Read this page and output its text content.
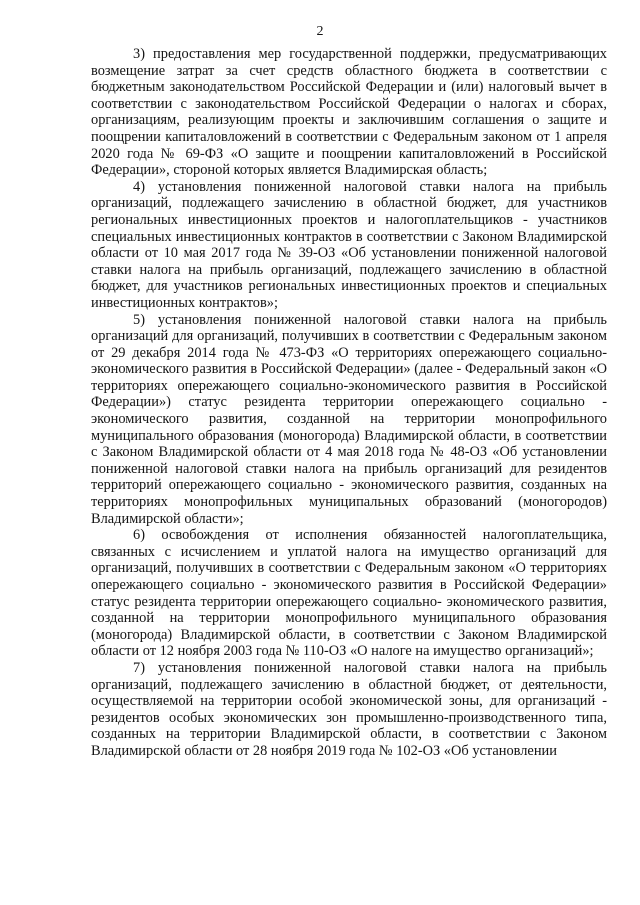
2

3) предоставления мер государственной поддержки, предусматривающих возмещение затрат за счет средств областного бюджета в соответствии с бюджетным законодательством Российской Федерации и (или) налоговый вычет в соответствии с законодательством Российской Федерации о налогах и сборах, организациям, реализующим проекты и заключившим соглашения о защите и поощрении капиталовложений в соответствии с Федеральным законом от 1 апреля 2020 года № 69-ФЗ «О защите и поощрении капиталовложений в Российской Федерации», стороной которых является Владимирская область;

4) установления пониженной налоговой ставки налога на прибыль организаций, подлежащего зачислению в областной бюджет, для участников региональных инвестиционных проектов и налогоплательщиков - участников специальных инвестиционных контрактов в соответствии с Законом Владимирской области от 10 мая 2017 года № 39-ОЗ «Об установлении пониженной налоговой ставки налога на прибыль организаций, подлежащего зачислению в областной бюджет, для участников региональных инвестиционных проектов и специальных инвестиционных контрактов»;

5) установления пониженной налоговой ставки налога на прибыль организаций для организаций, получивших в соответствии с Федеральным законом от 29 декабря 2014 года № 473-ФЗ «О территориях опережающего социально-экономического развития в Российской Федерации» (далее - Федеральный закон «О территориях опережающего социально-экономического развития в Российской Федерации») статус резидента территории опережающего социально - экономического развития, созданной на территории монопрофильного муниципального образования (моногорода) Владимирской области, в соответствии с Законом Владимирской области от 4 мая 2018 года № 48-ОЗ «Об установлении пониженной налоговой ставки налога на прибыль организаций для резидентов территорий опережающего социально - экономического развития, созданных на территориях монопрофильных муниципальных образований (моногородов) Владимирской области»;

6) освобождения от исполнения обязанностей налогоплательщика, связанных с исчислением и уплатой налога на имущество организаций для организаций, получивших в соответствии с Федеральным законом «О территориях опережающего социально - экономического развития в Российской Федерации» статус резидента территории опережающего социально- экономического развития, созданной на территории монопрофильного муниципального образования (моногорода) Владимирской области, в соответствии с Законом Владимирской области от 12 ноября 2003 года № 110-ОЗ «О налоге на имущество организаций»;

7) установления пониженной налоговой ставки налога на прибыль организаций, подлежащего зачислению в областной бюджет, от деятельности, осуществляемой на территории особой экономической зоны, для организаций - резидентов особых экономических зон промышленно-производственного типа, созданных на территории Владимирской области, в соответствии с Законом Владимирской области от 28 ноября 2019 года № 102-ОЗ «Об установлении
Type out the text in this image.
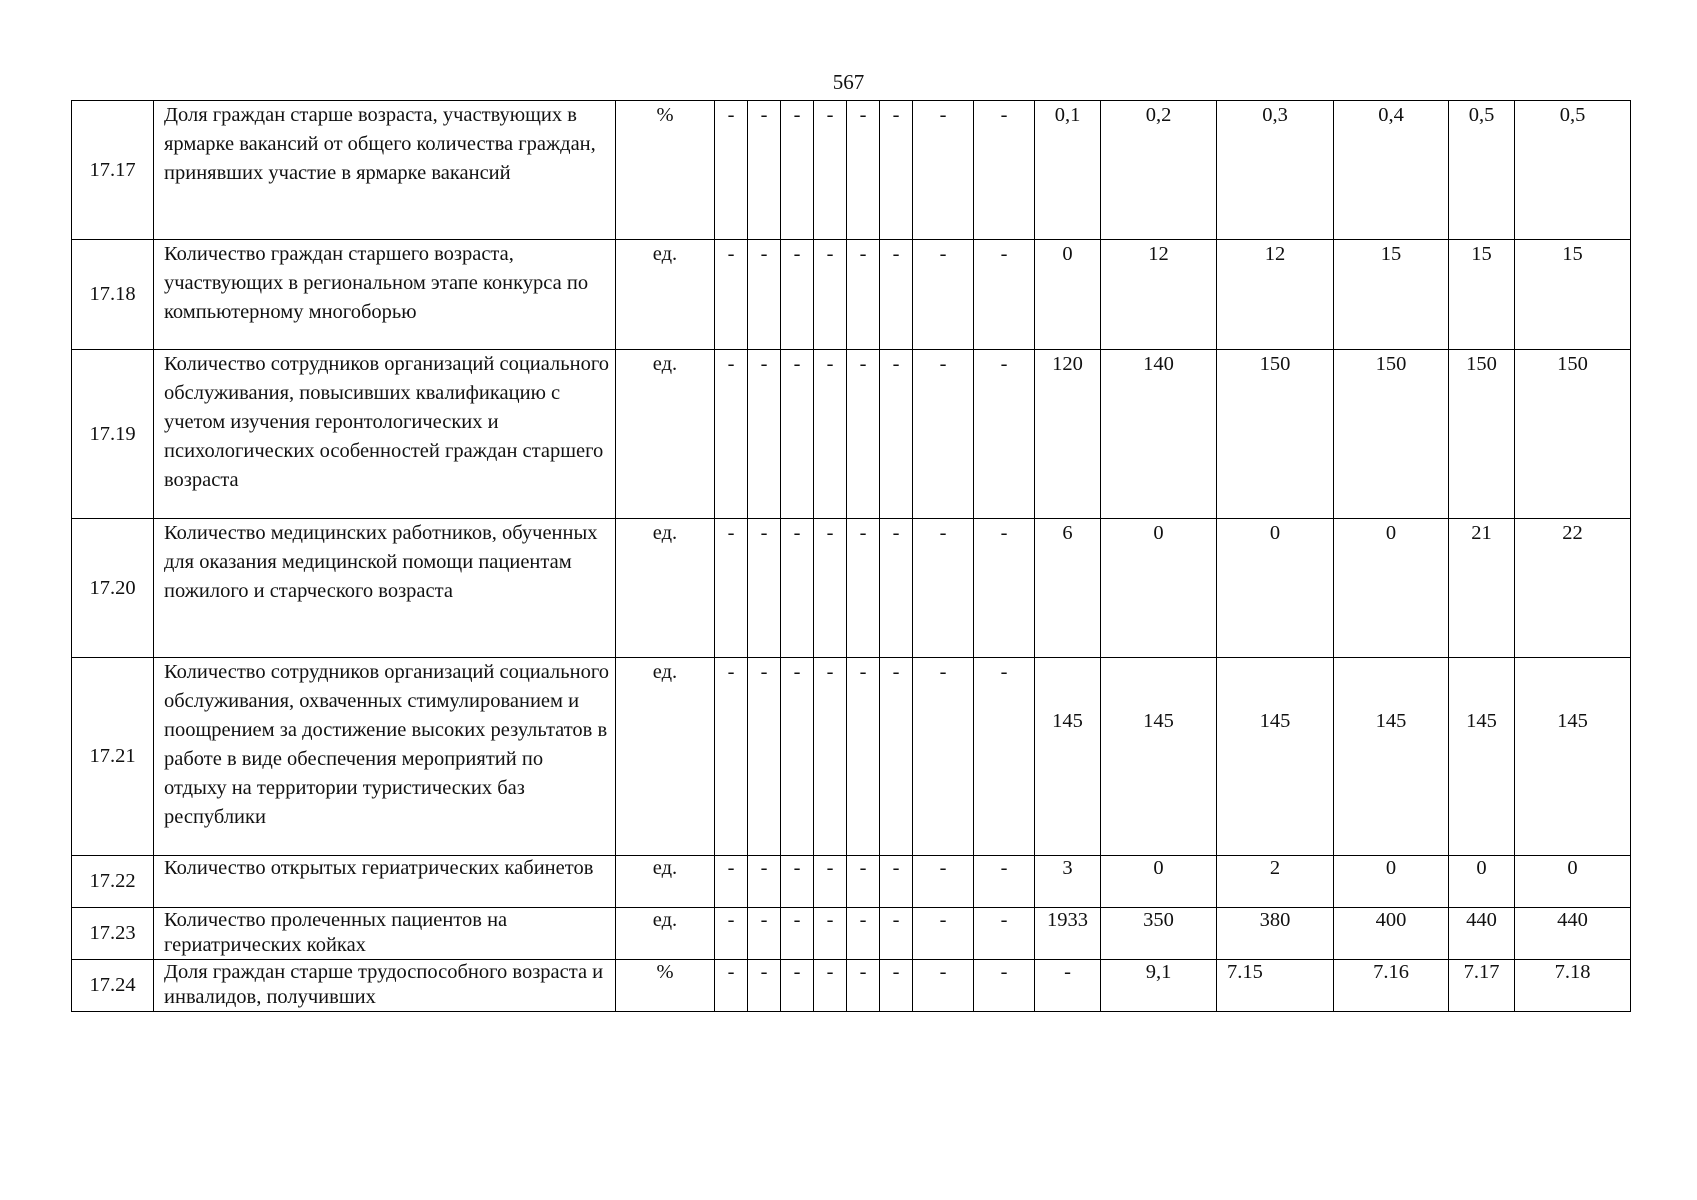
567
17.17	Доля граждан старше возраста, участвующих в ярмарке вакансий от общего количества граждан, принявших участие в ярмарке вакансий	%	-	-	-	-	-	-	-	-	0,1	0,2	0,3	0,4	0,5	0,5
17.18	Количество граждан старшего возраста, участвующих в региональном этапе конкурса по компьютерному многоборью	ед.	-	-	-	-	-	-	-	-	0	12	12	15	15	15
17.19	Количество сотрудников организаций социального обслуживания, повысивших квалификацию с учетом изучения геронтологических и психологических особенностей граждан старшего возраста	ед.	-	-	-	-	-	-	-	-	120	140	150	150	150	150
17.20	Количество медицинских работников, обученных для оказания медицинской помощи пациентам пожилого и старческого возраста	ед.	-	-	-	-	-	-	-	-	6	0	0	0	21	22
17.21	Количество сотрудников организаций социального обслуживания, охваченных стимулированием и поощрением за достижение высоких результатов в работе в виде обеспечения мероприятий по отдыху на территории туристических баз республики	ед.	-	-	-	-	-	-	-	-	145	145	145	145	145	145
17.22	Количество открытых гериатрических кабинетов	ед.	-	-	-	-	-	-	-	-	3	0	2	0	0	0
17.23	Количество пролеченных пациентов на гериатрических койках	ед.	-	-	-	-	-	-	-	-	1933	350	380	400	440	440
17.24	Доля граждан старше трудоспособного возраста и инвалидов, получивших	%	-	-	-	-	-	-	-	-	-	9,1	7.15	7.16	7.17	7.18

━━━━━━

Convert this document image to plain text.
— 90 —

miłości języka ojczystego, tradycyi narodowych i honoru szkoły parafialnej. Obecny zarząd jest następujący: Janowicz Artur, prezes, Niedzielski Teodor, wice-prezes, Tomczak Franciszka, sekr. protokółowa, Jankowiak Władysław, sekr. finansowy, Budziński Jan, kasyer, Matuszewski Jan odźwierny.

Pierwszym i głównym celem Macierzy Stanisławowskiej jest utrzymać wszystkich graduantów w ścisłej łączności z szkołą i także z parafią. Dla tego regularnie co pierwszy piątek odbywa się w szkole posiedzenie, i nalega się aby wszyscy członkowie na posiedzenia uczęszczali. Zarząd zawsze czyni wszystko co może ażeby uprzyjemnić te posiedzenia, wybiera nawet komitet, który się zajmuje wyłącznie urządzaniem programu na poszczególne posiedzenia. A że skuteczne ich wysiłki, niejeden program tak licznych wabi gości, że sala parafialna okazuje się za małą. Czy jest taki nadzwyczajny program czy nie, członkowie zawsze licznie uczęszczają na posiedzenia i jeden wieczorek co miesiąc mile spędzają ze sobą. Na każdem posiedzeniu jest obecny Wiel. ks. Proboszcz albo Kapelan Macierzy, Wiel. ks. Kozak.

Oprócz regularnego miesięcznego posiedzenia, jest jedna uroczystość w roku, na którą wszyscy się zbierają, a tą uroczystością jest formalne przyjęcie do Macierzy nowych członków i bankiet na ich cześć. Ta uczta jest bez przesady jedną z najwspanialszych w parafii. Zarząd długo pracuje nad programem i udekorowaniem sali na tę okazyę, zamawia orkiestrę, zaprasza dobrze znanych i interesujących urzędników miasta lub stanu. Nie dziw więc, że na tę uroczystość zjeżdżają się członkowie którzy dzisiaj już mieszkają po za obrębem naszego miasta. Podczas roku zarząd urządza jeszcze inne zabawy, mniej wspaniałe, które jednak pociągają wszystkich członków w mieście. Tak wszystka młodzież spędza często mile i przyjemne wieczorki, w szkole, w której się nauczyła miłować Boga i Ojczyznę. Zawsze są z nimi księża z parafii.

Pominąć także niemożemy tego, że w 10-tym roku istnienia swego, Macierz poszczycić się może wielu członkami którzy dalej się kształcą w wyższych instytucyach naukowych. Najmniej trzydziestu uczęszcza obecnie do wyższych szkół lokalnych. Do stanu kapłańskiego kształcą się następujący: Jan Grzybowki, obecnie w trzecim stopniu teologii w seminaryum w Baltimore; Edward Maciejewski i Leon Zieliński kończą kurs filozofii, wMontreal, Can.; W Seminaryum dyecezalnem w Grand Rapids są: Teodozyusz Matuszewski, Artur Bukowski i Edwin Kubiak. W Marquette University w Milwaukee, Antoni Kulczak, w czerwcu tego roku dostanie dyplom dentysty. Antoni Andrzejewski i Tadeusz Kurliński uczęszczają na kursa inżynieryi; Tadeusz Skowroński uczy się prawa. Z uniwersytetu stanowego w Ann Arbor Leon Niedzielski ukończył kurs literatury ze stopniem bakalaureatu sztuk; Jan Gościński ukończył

━━━━━━

Aim of the task:
From the data above, gather every line that includes the word "image".

Task result:
Type out the text in this image.
Convert this document image to plain text.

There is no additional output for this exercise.